### GIVEN INSTRUCTION
Copy the items word for word, beginning at the line containing "What elements are" and continuing through the line containing "445, 385, 472]", and nothing else.

### RAW RECORDS
================

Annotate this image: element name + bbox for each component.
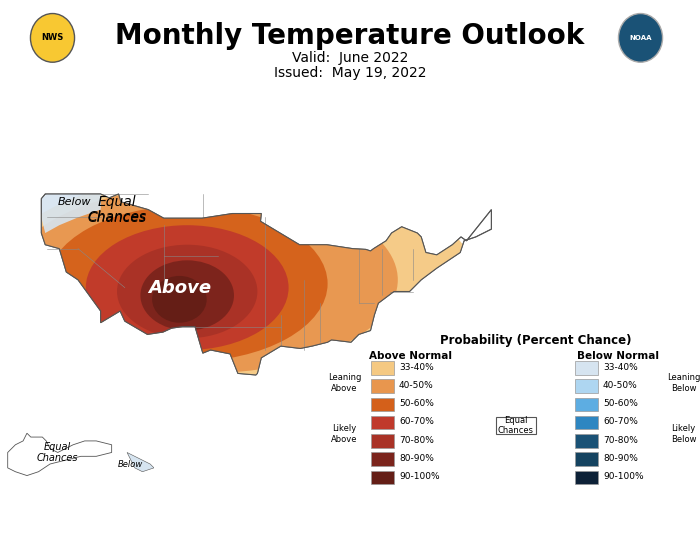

================

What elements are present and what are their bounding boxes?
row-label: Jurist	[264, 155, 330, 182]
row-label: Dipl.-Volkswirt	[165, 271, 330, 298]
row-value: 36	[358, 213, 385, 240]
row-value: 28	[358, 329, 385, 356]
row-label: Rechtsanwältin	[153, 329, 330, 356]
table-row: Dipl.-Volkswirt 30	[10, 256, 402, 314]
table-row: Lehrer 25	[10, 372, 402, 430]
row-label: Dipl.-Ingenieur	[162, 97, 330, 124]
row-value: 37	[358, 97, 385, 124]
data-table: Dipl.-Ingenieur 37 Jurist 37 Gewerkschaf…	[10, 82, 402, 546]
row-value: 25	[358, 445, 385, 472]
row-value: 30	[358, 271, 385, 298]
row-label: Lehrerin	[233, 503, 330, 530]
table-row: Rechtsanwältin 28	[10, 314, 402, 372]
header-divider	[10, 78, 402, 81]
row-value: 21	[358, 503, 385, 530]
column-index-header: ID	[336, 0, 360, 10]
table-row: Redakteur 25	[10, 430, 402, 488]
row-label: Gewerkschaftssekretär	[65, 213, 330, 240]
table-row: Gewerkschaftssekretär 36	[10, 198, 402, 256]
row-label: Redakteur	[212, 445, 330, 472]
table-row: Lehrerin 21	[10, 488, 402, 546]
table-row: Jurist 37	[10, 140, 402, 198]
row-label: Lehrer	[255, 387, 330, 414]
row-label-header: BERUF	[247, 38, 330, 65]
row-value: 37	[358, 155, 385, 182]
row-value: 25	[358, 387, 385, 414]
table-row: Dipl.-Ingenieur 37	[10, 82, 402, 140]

================

### WORKED SOLUTION
What elements are present and what are their bounding boxes?
row-label: Jurist	[264, 155, 330, 182]
row-label: Dipl.-Volkswirt	[165, 271, 330, 298]
row-value: 36	[358, 213, 385, 240]
row-value: 28	[358, 329, 385, 356]
row-label: Rechtsanwältin	[153, 329, 330, 356]
table-row: Dipl.-Volkswirt 30	[10, 256, 402, 314]
table-row: Lehrer 25	[10, 372, 402, 430]
row-label: Dipl.-Ingenieur	[162, 97, 330, 124]
row-value: 37	[358, 97, 385, 124]
data-table: Dipl.-Ingenieur 37 Jurist 37 Gewerkschaf…	[10, 82, 402, 546]
row-value: 25	[358, 445, 385, 472]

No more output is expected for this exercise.